#### What to do
Give, as a bare number, the count of lines that contain the word "content".

===== Supplied records =====

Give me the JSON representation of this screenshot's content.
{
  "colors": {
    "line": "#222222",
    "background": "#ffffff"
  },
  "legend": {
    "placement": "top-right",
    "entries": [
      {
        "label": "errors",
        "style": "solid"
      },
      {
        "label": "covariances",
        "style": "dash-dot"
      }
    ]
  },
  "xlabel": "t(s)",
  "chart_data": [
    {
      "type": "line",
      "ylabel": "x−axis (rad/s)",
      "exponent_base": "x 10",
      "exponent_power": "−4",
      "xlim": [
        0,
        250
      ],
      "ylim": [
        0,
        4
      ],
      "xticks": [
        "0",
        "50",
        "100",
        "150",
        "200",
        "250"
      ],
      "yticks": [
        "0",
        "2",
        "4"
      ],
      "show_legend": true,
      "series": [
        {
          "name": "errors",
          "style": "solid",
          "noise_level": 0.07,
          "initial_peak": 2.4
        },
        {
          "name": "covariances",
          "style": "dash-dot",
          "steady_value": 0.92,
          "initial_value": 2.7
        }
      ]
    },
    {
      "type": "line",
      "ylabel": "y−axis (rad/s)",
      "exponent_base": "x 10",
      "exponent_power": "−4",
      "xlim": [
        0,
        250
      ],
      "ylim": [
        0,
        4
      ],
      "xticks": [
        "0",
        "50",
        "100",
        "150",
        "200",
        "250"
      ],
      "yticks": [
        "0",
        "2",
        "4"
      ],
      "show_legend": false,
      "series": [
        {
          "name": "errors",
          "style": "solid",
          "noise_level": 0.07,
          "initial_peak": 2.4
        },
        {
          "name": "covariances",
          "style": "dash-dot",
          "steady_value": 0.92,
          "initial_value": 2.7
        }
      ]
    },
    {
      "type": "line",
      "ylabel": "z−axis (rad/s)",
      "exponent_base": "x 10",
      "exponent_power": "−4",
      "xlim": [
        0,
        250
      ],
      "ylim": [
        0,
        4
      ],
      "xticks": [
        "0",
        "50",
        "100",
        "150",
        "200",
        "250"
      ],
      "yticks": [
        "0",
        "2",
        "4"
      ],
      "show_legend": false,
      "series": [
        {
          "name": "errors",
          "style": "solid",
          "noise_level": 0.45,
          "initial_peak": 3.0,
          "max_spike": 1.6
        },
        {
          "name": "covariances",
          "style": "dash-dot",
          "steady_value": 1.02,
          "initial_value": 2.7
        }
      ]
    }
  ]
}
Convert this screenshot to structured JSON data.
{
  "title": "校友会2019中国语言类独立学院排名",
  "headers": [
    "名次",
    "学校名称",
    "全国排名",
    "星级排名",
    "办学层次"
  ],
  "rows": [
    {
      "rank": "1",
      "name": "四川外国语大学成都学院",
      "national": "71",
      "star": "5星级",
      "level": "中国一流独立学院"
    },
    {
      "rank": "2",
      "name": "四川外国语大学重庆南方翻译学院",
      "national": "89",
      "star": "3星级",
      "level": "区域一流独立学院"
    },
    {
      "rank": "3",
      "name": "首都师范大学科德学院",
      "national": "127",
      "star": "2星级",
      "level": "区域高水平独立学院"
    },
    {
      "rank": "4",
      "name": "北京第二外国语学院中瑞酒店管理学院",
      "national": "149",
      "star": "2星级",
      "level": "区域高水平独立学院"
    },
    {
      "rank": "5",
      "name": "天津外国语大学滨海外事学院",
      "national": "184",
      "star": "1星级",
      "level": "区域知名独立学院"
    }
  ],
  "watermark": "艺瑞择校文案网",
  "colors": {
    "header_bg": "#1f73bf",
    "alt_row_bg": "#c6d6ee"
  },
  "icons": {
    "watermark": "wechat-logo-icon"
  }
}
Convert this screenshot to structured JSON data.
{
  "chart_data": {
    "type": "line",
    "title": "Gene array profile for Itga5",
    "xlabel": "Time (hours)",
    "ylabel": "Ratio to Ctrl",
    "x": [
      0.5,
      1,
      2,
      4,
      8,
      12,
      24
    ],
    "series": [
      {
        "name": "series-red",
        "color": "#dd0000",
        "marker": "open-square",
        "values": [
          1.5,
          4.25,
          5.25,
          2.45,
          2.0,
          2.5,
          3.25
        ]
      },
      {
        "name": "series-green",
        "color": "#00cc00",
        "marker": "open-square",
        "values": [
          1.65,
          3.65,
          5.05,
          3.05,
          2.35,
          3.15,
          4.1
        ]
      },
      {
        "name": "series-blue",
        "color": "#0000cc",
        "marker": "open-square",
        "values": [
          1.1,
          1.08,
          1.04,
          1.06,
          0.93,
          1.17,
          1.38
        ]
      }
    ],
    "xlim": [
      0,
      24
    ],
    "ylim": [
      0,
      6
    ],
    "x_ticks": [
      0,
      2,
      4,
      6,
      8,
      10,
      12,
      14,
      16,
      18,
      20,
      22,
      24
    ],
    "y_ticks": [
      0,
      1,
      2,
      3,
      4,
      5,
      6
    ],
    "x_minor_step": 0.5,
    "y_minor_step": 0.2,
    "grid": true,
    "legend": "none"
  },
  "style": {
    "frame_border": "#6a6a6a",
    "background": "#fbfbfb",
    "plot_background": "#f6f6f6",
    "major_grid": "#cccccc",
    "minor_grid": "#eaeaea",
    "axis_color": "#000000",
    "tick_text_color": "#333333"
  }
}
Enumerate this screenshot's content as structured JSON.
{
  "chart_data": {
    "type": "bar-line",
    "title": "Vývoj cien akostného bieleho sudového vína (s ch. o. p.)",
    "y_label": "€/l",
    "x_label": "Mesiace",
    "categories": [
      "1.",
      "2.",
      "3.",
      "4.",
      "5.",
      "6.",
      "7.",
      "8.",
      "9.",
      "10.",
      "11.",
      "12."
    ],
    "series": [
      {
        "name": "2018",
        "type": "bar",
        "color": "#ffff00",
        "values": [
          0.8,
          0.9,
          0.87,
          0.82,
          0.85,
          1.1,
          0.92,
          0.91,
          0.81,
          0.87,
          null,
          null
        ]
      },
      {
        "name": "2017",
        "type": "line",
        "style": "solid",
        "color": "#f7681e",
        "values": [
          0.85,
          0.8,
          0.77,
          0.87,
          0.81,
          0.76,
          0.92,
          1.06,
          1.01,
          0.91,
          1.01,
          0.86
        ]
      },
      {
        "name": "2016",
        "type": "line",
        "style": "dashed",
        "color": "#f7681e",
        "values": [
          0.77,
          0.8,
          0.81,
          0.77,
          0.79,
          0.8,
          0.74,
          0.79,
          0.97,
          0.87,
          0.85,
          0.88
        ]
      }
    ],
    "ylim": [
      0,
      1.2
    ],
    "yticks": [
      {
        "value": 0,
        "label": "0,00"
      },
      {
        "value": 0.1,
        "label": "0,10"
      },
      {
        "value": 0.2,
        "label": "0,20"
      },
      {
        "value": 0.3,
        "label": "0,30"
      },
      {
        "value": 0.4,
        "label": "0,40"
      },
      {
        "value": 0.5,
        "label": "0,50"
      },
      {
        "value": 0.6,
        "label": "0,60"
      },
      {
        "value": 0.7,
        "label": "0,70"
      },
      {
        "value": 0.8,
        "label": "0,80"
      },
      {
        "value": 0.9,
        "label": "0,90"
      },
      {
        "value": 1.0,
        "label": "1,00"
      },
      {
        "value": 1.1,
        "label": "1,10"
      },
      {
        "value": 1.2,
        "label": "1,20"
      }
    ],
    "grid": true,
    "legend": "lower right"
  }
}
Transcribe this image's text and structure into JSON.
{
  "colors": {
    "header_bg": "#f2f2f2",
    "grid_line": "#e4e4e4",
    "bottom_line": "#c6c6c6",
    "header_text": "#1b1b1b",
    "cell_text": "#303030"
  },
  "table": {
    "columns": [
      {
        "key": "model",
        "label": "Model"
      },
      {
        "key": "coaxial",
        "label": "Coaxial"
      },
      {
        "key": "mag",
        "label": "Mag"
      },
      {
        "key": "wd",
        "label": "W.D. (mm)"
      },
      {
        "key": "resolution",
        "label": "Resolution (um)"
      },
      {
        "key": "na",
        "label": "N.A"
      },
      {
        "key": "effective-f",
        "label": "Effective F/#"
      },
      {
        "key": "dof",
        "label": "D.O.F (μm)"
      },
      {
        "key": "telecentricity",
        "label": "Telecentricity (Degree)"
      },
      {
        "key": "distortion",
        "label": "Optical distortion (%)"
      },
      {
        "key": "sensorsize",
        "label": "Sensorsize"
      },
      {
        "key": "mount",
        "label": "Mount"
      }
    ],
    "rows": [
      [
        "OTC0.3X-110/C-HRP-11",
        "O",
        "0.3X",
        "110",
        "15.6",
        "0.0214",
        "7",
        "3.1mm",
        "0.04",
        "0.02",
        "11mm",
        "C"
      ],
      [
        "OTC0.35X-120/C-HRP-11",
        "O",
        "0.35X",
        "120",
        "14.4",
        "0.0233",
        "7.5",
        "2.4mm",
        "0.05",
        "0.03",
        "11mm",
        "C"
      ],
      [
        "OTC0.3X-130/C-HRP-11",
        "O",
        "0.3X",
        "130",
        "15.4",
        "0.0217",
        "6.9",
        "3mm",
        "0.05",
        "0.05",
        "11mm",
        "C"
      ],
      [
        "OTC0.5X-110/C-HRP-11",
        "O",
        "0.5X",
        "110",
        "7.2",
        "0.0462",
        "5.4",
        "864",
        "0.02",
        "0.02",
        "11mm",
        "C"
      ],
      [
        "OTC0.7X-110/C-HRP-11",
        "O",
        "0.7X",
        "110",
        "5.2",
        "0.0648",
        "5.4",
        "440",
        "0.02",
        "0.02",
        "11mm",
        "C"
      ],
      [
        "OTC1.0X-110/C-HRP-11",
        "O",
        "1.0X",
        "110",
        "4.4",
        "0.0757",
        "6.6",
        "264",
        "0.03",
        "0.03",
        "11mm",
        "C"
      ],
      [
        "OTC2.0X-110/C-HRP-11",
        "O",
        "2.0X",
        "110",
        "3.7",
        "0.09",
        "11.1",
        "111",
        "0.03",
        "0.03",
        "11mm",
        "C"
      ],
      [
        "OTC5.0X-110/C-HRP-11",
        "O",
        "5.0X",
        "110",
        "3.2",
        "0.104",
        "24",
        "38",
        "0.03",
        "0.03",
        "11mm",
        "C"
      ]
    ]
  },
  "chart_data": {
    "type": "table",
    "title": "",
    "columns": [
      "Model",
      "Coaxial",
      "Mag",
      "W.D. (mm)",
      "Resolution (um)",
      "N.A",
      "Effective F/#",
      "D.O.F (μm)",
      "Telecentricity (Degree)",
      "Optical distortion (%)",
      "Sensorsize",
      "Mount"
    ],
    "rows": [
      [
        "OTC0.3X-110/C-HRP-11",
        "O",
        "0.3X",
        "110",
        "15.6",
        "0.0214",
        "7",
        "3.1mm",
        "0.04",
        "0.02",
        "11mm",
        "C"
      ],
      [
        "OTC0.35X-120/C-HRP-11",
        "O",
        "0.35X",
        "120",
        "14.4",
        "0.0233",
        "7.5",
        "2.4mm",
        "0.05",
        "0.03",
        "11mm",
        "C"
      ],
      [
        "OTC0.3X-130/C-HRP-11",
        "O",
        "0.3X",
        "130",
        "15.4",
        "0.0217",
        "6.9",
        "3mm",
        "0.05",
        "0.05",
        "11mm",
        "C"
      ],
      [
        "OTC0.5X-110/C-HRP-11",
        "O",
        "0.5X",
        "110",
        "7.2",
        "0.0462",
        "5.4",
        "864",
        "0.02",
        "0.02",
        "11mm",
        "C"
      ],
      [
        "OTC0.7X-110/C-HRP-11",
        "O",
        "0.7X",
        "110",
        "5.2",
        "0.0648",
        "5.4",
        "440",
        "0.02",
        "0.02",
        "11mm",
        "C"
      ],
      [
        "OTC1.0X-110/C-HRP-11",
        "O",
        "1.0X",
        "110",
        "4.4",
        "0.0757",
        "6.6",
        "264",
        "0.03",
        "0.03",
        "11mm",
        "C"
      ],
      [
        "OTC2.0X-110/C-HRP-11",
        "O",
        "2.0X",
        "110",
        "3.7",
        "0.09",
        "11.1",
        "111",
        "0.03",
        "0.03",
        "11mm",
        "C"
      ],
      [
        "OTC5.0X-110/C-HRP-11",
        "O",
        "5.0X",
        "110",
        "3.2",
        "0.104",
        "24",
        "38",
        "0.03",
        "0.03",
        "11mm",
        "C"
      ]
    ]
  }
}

=====

#### The response
2